▶
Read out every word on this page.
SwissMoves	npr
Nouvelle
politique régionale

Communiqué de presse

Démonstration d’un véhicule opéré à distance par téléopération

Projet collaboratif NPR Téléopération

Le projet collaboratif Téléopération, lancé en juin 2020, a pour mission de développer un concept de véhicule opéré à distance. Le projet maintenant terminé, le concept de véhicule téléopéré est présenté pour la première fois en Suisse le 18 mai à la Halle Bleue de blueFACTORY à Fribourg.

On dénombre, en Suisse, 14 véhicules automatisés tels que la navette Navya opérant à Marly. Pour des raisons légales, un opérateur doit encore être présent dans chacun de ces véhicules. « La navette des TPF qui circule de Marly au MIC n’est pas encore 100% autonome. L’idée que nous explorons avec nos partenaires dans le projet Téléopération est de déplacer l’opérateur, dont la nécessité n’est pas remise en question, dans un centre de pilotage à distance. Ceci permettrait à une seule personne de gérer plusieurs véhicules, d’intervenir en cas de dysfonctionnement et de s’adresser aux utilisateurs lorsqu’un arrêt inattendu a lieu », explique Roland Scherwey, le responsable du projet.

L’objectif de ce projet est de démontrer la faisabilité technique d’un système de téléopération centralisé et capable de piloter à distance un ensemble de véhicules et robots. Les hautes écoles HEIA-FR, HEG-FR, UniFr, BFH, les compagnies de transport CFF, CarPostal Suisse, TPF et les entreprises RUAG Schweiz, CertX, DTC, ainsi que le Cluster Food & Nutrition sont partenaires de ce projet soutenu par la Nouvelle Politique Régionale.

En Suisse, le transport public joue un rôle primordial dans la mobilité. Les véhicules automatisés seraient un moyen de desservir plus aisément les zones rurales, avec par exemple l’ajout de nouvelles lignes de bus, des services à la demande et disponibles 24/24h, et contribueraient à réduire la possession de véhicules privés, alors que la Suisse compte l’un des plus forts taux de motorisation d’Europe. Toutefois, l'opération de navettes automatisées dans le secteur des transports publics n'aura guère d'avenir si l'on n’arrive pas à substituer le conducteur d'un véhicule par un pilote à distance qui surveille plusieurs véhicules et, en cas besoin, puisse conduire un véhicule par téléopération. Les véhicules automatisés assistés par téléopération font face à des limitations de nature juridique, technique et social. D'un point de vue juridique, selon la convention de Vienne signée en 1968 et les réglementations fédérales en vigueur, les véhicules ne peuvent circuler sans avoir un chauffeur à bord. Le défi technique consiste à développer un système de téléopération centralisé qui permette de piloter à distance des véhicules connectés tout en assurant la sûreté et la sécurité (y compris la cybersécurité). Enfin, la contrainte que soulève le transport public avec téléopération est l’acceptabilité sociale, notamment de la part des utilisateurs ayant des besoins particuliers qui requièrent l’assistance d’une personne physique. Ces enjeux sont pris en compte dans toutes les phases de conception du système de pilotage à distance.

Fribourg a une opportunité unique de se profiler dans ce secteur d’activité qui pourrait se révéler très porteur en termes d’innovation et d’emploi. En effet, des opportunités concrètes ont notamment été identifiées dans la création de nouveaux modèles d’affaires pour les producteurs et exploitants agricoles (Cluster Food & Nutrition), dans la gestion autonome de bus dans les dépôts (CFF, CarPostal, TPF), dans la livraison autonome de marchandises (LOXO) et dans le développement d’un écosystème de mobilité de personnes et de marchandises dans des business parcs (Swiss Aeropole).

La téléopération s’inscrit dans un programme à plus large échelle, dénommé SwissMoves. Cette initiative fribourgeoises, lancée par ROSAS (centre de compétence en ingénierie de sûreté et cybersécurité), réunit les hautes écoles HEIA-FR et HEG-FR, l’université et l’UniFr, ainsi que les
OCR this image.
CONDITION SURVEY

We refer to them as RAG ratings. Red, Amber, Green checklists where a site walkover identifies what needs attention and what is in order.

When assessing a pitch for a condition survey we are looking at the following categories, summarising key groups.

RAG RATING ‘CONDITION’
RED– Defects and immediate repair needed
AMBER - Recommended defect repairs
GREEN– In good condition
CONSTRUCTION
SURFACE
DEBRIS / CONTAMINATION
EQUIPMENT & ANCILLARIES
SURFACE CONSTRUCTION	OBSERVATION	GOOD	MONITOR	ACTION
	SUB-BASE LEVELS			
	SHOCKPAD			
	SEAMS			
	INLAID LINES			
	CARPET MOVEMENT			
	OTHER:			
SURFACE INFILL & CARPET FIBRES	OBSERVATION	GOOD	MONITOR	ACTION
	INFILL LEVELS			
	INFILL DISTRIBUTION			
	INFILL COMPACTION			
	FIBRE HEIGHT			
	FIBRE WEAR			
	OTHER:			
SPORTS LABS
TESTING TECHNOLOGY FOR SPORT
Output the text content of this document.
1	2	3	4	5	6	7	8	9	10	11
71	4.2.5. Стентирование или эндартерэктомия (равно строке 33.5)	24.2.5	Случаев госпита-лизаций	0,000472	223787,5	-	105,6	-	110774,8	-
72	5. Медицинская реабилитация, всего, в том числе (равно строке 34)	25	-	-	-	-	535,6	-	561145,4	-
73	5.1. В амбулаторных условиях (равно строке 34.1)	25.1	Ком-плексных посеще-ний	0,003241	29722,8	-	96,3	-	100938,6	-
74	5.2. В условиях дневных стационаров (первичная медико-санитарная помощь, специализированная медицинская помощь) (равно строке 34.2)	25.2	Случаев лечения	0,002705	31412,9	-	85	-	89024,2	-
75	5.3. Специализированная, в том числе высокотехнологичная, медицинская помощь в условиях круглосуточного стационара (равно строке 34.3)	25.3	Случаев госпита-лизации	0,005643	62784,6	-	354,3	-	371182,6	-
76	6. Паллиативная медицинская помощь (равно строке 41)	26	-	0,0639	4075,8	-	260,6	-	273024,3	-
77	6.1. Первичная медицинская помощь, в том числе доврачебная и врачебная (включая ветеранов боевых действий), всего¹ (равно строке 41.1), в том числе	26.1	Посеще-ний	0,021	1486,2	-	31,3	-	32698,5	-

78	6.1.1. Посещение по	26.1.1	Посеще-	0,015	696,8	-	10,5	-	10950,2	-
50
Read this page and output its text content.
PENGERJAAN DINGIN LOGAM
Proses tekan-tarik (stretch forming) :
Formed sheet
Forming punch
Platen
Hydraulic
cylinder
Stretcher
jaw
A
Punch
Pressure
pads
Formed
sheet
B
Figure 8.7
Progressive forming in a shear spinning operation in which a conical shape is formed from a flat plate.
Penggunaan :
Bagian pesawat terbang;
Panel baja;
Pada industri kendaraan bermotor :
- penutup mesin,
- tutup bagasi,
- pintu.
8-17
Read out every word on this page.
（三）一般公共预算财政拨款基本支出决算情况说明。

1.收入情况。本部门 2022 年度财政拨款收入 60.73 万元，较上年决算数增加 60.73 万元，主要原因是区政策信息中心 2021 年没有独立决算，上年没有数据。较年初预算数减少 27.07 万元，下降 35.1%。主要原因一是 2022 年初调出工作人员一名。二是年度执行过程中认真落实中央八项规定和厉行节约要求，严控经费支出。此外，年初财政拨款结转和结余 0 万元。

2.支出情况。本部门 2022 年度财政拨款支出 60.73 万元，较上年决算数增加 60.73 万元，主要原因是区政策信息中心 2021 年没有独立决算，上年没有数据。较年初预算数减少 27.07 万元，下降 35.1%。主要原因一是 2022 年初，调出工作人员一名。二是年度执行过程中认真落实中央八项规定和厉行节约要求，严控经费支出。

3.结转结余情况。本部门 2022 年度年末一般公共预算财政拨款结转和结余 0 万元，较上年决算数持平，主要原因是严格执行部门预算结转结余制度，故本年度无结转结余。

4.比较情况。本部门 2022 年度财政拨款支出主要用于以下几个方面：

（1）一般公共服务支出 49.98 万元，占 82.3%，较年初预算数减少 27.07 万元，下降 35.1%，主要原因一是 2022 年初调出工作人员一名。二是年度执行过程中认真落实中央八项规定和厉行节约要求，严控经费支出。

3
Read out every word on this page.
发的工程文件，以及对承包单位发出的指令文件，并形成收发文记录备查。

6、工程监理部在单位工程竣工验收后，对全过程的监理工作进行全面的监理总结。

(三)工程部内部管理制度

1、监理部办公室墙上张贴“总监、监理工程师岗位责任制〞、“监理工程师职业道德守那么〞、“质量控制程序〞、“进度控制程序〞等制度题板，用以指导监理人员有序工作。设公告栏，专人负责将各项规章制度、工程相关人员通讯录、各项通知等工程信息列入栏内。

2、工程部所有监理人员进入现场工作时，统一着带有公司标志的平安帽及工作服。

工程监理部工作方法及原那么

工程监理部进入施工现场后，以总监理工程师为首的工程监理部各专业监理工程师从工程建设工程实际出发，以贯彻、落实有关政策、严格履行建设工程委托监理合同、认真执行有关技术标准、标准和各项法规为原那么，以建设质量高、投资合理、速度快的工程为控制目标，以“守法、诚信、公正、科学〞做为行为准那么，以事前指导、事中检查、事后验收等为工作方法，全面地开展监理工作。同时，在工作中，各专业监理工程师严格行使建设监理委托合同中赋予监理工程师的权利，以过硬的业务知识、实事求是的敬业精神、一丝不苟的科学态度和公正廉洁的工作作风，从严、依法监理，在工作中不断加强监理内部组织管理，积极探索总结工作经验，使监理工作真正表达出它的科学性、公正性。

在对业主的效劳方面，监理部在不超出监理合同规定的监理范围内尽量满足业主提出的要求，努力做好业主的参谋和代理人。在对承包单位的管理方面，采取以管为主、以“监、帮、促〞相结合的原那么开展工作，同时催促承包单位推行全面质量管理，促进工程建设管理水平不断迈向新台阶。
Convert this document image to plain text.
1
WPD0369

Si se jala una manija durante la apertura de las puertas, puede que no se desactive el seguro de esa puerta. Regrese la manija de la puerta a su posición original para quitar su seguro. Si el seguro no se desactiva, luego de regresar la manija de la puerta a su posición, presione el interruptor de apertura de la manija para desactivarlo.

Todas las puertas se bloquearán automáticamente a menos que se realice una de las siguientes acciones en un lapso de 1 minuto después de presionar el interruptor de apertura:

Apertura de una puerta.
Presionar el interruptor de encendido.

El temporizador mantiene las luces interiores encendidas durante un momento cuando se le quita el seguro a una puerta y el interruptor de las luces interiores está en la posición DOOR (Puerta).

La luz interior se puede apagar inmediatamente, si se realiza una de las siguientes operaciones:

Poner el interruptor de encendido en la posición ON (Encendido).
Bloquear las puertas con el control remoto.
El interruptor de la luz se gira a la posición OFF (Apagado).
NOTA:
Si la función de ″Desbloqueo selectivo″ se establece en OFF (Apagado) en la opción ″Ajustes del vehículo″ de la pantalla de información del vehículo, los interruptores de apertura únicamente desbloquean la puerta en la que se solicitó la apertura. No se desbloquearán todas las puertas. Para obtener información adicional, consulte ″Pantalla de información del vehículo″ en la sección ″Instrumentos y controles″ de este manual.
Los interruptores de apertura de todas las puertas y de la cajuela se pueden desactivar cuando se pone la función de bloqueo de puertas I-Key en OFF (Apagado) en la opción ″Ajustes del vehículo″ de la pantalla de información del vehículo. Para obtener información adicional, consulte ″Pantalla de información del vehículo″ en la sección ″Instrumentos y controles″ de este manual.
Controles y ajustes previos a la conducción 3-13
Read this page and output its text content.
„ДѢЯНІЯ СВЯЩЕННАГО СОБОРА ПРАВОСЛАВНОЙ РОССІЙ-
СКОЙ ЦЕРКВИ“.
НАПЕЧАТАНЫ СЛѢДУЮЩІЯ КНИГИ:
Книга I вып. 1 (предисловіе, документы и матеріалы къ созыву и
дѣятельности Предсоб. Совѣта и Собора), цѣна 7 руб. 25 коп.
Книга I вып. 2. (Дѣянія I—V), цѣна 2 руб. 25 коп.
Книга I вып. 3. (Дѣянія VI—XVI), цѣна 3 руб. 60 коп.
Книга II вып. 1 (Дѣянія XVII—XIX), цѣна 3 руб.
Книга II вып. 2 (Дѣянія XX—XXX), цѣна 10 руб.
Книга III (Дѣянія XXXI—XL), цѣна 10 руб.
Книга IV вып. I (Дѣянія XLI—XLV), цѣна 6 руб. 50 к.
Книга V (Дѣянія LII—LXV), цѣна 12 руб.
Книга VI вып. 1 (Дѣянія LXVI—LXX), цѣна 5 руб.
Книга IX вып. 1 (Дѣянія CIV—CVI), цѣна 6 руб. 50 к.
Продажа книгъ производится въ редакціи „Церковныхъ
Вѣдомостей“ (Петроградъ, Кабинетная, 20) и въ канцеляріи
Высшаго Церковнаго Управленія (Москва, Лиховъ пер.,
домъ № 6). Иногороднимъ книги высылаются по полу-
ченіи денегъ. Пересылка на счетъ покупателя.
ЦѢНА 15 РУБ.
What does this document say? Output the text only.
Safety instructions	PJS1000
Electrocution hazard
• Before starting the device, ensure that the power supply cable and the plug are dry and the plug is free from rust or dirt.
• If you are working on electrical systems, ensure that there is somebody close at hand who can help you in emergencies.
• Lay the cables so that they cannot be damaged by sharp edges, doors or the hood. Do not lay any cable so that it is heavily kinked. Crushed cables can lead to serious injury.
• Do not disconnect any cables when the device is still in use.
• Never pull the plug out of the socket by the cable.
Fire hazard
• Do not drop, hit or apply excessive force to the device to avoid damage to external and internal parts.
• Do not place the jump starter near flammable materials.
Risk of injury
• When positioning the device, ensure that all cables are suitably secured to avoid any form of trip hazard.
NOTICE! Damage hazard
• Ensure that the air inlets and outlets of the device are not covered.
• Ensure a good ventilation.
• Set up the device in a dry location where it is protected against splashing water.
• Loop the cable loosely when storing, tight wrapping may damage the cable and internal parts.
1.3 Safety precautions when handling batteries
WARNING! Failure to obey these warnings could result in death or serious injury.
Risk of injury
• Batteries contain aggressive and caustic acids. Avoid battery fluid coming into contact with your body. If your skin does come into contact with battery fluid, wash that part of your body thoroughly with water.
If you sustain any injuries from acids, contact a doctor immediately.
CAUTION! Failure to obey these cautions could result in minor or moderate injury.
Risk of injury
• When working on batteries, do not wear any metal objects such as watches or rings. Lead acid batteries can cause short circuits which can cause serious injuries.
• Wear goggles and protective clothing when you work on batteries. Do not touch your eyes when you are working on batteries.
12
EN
◀
**TASK**
Only the number should be given: how many lines of the data contain the word "помощь"?

**ANSWER TO THE EXERCISE**
4